**REQUIREMENTS**
What is needed here is an exact copy of every entry.

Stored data
Start

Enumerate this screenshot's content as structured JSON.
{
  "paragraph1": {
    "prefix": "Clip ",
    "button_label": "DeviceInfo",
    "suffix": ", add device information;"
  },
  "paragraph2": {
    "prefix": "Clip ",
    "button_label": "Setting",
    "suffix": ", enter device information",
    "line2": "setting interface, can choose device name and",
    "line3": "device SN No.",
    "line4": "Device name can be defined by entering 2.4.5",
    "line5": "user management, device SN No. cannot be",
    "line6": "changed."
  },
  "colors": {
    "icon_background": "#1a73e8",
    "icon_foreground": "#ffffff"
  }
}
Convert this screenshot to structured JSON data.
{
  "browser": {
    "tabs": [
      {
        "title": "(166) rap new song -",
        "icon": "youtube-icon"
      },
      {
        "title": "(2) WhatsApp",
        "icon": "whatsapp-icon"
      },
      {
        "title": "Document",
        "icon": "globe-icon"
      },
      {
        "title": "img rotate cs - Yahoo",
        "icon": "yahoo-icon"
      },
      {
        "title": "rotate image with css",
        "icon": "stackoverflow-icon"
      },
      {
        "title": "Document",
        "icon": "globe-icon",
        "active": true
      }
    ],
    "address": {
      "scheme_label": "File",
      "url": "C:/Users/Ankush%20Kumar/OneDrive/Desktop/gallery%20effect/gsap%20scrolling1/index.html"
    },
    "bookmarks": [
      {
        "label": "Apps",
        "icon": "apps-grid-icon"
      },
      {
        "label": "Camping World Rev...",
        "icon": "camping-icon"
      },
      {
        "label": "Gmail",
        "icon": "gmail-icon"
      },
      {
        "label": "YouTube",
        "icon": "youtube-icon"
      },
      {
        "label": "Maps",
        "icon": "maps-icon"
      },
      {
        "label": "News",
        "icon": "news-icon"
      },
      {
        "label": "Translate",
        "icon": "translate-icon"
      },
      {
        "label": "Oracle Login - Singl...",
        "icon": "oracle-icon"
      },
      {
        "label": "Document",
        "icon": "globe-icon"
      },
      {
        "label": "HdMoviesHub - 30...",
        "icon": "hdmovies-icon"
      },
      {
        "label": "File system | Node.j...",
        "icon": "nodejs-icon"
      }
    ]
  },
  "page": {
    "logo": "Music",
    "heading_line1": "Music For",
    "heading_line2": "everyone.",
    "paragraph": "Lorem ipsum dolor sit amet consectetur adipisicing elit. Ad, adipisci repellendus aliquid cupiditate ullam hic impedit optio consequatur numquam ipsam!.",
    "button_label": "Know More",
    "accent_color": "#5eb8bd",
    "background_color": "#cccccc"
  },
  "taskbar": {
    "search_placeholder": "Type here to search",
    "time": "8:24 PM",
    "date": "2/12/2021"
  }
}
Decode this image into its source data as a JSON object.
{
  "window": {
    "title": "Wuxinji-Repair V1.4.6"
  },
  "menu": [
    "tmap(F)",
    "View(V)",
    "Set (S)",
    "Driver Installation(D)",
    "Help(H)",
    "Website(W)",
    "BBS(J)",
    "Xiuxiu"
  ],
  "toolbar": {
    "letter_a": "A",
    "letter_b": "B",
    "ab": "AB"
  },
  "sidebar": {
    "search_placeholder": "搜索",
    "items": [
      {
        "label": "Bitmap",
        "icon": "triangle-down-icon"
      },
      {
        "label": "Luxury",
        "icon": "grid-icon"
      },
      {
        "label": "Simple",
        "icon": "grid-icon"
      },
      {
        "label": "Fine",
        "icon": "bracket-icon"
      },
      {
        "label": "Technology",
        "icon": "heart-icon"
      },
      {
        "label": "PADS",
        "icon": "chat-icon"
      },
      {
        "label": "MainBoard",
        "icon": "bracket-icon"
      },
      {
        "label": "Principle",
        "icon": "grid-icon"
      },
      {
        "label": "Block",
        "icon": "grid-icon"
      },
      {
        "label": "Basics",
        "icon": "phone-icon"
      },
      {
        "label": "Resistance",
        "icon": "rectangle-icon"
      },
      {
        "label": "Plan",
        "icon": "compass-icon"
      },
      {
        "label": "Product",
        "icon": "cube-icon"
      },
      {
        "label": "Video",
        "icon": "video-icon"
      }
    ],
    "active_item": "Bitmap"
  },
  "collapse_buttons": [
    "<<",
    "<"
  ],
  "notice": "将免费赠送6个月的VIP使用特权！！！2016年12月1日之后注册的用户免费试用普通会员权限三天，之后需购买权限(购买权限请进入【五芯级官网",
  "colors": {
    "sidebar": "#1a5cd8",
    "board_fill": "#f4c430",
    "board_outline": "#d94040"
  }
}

End

**EXERCISE RESPONSE**
Enumerate this screenshot's content as structured JSON.
{
  "paragraph1": {
    "prefix": "Clip ",
    "button_label": "DeviceInfo",
    "suffix": ", add device information;"
  },
  "paragraph2": {
    "prefix": "Clip ",
    "button_label": "Setting",
    "suffix": ", enter device information",
    "line2": "setting interface, can choose device name and",
    "line3": "device SN No.",
    "line4": "Device name can be defined by entering 2.4.5",
    "line5": "user management, device SN No. cannot be",
    "line6": "changed."
  },
  "colors": {
    "icon_background": "#1a73e8",
    "icon_foreground": "#ffffff"
  }
}
Convert this screenshot to structured JSON data.
{
  "browser": {
    "tabs": [
      {
        "title": "(166) rap new song -",
        "icon": "youtube-icon"
      },
      {
        "title": "(2) WhatsApp",
        "icon": "whatsapp-icon"
      },
      {
        "title": "Document",
        "icon": "globe-icon"
      },
      {
        "title": "img rotate cs - Yahoo",
        "icon": "yahoo-icon"
      },
      {
        "title": "rotate image with css",
        "icon": "stackoverflow-icon"
      },
      {
        "title": "Document",
        "icon": "globe-icon",
        "active": true
      }
    ],
    "address": {
      "scheme_label": "File",
      "url": "C:/Users/Ankush%20Kumar/OneDrive/Desktop/gallery%20effect/gsap%20scrolling1/index.html"
    },
    "bookmarks": [
      {
        "label": "Apps",
        "icon": "apps-grid-icon"
      },
      {
        "label": "Camping World Rev...",
        "icon": "camping-icon"
      },
      {
        "label": "Gmail",
        "icon": "gmail-icon"
      },
      {
        "label": "YouTube",
        "icon": "youtube-icon"
      },
      {
        "label": "Maps",
        "icon": "maps-icon"
      },
      {
        "label": "News",
        "icon": "news-icon"
      },
      {
        "label": "Translate",
        "icon": "translate-icon"
      },
      {
        "label": "Oracle Login - Singl...",
        "icon": "oracle-icon"
      },
      {
        "label": "Document",
        "icon": "globe-icon"
      },
      {
        "label": "HdMoviesHub - 30...",
        "icon": "hdmovies-icon"
      },
      {
        "label": "File system | Node.j...",
        "icon": "nodejs-icon"
      }
    ]
  },
  "page": {
    "logo": "Music",
    "heading_line1": "Music For",
    "heading_line2": "everyone.",
    "paragraph": "Lorem ipsum dolor sit amet consectetur adipisicing elit. Ad, adipisci repellendus aliquid cupiditate ullam hic impedit optio consequatur numquam ipsam!.",
    "button_label": "Know More",
    "accent_color": "#5eb8bd",
    "background_color": "#cccccc"
  },
  "taskbar": {
    "search_placeholder": "Type here to search",
    "time": "8:24 PM",
    "date": "2/12/2021"
  }
}
Decode this image into its source data as a JSON object.
{
  "window": {
    "title": "Wuxinji-Repair V1.4.6"
  },
  "menu": [
    "tmap(F)",
    "View(V)",
    "Set (S)",
    "Driver Installation(D)",
    "Help(H)",
    "Website(W)",
    "BBS(J)",
    "Xiuxiu"
  ],
  "toolbar": {
    "letter_a": "A",
    "letter_b": "B",
    "ab": "AB"
  },
  "sidebar": {
    "search_placeholder": "搜索",
    "items": [
      {
        "label": "Bitmap",
        "icon": "triangle-down-icon"
      },
      {
        "label": "Luxury",
        "icon": "grid-icon"
      },
      {
        "label": "Simple",
        "icon": "grid-icon"
      },
      {
        "label": "Fine",
        "icon": "bracket-icon"
      },
      {
        "label": "Technology",
        "icon": "heart-icon"
      },
      {
        "label": "PADS",
        "icon": "chat-icon"
      },
      {
        "label": "MainBoard",
        "icon": "bracket-icon"
      },
      {
        "label": "Principle",
        "icon": "grid-icon"
      },
      {
        "label": "Block",
        "icon": "grid-icon"
      },
      {
        "label": "Basics",
        "icon": "phone-icon"
      },
      {
        "label": "Resistance",
        "icon": "rectangle-icon"
      },
      {
        "label": "Plan",
        "icon": "compass-icon"
      },
      {
        "label": "Product",
        "icon": "cube-icon"
      },
      {
        "label": "Video",
        "icon": "video-icon"
      }
    ],
    "active_item": "Bitmap"
  },
  "collapse_buttons": [
    "<<",
    "<"
  ],
  "notice": "将免费赠送6个月的VIP使用特权！！！2016年12月1日之后注册的用户免费试用普通会员权限三天，之后需购买权限(购买权限请进入【五芯级官网",
  "colors": {
    "sidebar": "#1a5cd8",
    "board_fill": "#f4c430",
    "board_outline": "#d94040"
  }
}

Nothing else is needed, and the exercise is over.